**** DATA FOR THE TASK

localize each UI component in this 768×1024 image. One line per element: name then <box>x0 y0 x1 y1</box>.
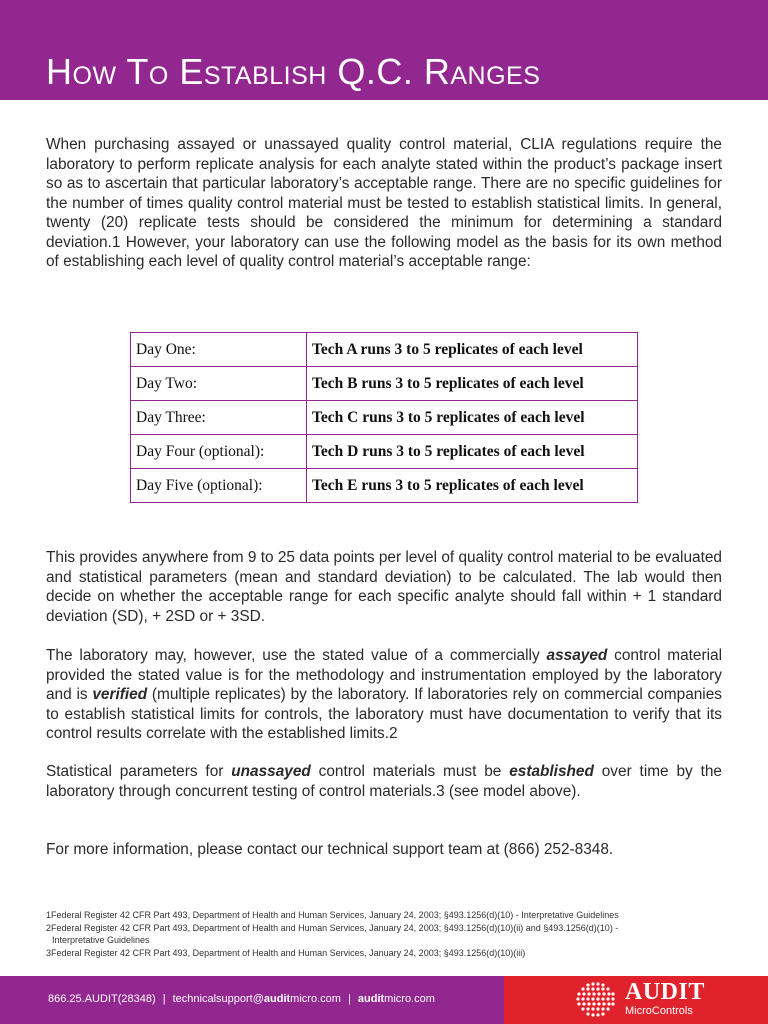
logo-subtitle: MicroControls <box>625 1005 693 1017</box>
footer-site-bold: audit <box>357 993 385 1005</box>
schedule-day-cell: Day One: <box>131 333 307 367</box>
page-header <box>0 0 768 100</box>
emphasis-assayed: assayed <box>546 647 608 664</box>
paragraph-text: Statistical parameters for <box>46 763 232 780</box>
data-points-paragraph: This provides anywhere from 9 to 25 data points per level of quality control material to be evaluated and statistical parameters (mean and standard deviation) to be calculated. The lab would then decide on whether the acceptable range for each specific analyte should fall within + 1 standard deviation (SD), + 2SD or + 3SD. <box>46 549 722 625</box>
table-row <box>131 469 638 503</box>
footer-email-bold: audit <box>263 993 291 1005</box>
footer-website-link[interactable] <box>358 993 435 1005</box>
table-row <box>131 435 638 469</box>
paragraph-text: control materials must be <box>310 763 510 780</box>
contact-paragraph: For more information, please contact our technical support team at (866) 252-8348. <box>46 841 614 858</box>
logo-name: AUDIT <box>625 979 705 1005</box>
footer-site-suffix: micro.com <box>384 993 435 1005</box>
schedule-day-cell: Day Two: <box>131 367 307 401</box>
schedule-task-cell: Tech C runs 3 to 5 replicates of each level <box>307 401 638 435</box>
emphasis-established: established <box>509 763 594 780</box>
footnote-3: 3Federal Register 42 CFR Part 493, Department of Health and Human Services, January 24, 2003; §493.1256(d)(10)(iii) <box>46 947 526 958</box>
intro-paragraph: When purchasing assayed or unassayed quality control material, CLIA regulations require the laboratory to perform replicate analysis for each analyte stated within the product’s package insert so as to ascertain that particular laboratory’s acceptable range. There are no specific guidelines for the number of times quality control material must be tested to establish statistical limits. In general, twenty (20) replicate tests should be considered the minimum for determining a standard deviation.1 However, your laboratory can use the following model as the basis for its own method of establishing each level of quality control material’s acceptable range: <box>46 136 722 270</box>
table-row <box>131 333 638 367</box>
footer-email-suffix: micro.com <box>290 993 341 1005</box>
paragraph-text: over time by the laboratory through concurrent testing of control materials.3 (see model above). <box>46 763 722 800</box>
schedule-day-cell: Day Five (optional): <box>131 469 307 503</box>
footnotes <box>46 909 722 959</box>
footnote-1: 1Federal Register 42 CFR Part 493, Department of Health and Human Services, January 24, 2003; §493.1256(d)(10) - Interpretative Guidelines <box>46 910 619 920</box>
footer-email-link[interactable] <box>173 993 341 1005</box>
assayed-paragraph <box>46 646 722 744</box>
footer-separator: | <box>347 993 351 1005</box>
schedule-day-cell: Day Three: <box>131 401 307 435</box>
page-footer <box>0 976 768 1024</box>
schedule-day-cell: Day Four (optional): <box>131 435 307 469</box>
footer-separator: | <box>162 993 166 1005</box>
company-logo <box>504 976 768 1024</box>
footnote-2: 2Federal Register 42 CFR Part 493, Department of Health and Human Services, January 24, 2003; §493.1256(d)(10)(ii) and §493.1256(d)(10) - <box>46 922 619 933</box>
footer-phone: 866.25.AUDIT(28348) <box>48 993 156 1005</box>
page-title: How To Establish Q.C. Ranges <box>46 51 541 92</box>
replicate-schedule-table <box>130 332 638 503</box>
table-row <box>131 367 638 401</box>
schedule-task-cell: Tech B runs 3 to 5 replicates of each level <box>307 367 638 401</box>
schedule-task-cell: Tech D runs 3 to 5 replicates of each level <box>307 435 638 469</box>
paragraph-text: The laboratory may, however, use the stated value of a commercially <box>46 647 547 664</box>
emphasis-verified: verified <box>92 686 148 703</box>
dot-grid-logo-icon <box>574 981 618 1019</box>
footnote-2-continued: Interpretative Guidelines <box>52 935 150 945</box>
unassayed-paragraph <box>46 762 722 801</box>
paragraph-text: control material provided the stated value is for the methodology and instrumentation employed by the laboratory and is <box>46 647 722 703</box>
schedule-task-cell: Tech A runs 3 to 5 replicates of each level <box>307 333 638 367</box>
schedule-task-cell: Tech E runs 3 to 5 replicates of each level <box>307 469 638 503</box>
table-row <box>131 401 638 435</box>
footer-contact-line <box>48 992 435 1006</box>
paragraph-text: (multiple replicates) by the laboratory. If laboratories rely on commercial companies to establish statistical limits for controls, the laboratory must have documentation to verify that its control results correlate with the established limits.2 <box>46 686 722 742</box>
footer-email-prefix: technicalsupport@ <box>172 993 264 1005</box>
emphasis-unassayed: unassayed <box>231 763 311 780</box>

********

**WHAT IS NEEDED**
Omit the pictures and output all remaining material exactly.

**WRITTEN SOLUTION**
localize each UI component in this 768×1024 image. One line per element: name then <box>x0 y0 x1 y1</box>.
logo-subtitle: MicroControls <box>625 1005 693 1017</box>
footer-site-bold: audit <box>357 993 385 1005</box>
schedule-day-cell: Day One: <box>131 333 307 367</box>
page-header <box>0 0 768 100</box>
emphasis-assayed: assayed <box>546 647 608 664</box>
paragraph-text: Statistical parameters for <box>46 763 232 780</box>
data-points-paragraph: This provides anywhere from 9 to 25 data points per level of quality control material to be evaluated and statistical parameters (mean and standard deviation) to be calculated. The lab would then decide on whether the acceptable range for each specific analyte should fall within + 1 standard deviation (SD), + 2SD or + 3SD. <box>46 549 722 625</box>
table-row <box>131 469 638 503</box>
footer-email-bold: audit <box>263 993 291 1005</box>
footer-website-link[interactable] <box>358 993 435 1005</box>
table-row <box>131 435 638 469</box>
paragraph-text: control materials must be <box>310 763 510 780</box>
contact-paragraph: For more information, please contact our technical support team at (866) 252-8348. <box>46 841 614 858</box>
logo-name: AUDIT <box>625 979 705 1005</box>
footer-site-suffix: micro.com <box>384 993 435 1005</box>
schedule-day-cell: Day Two: <box>131 367 307 401</box>
schedule-task-cell: Tech C runs 3 to 5 replicates of each level <box>307 401 638 435</box>
emphasis-established: established <box>509 763 594 780</box>
footnote-3: 3Federal Register 42 CFR Part 493, Department of Health and Human Services, January 24, 2003; §493.1256(d)(10)(iii) <box>46 947 526 958</box>
intro-paragraph: When purchasing assayed or unassayed quality control material, CLIA regulations require the laboratory to perform replicate analysis for each analyte stated within the product’s package insert so as to ascertain that particular laboratory’s acceptable range. There are no specific guidelines for the number of times quality control material must be tested to establish statistical limits. In general, twenty (20) replicate tests should be considered the minimum for determining a standard deviation.1 However, your laboratory can use the following model as the basis for its own method of establishing each level of quality control material’s acceptable range: <box>46 136 722 270</box>
table-row <box>131 333 638 367</box>
footer-email-suffix: micro.com <box>290 993 341 1005</box>
paragraph-text: over time by the laboratory through concurrent testing of control materials.3 (see model above). <box>46 763 722 800</box>
schedule-day-cell: Day Five (optional): <box>131 469 307 503</box>
footnotes <box>46 909 722 959</box>
footnote-1: 1Federal Register 42 CFR Part 493, Department of Health and Human Services, January 24, 2003; §493.1256(d)(10) - Interpretative Guidelines <box>46 910 619 920</box>
footer-email-link[interactable] <box>173 993 341 1005</box>
assayed-paragraph <box>46 646 722 744</box>
footer-separator: | <box>347 993 351 1005</box>
schedule-day-cell: Day Three: <box>131 401 307 435</box>
page-footer <box>0 976 768 1024</box>
schedule-day-cell: Day Four (optional): <box>131 435 307 469</box>
footer-separator: | <box>162 993 166 1005</box>
company-logo <box>504 976 768 1024</box>
footnote-2: 2Federal Register 42 CFR Part 493, Department of Health and Human Services, January 24, 2003; §493.1256(d)(10)(ii) and §493.1256(d)(10) - <box>46 922 619 933</box>
footer-phone: 866.25.AUDIT(28348) <box>48 993 156 1005</box>
page-title: How To Establish Q.C. Ranges <box>46 51 541 92</box>
replicate-schedule-table <box>130 332 638 503</box>
table-row <box>131 367 638 401</box>
schedule-task-cell: Tech B runs 3 to 5 replicates of each level <box>307 367 638 401</box>
schedule-task-cell: Tech D runs 3 to 5 replicates of each level <box>307 435 638 469</box>
paragraph-text: The laboratory may, however, use the stated value of a commercially <box>46 647 547 664</box>
emphasis-verified: verified <box>92 686 148 703</box>
dot-grid-logo-icon <box>574 981 618 1019</box>
footnote-2-continued: Interpretative Guidelines <box>52 935 150 945</box>
unassayed-paragraph <box>46 762 722 801</box>
paragraph-text: control material provided the stated value is for the methodology and instrumentation employed by the laboratory and is <box>46 647 722 703</box>
schedule-task-cell: Tech A runs 3 to 5 replicates of each level <box>307 333 638 367</box>
schedule-task-cell: Tech E runs 3 to 5 replicates of each level <box>307 469 638 503</box>
table-row <box>131 401 638 435</box>
footer-contact-line <box>48 992 435 1006</box>
paragraph-text: (multiple replicates) by the laboratory. If laboratories rely on commercial companies to establish statistical limits for controls, the laboratory must have documentation to verify that its control results correlate with the established limits.2 <box>46 686 722 742</box>
footer-email-prefix: technicalsupport@ <box>172 993 264 1005</box>
emphasis-unassayed: unassayed <box>231 763 311 780</box>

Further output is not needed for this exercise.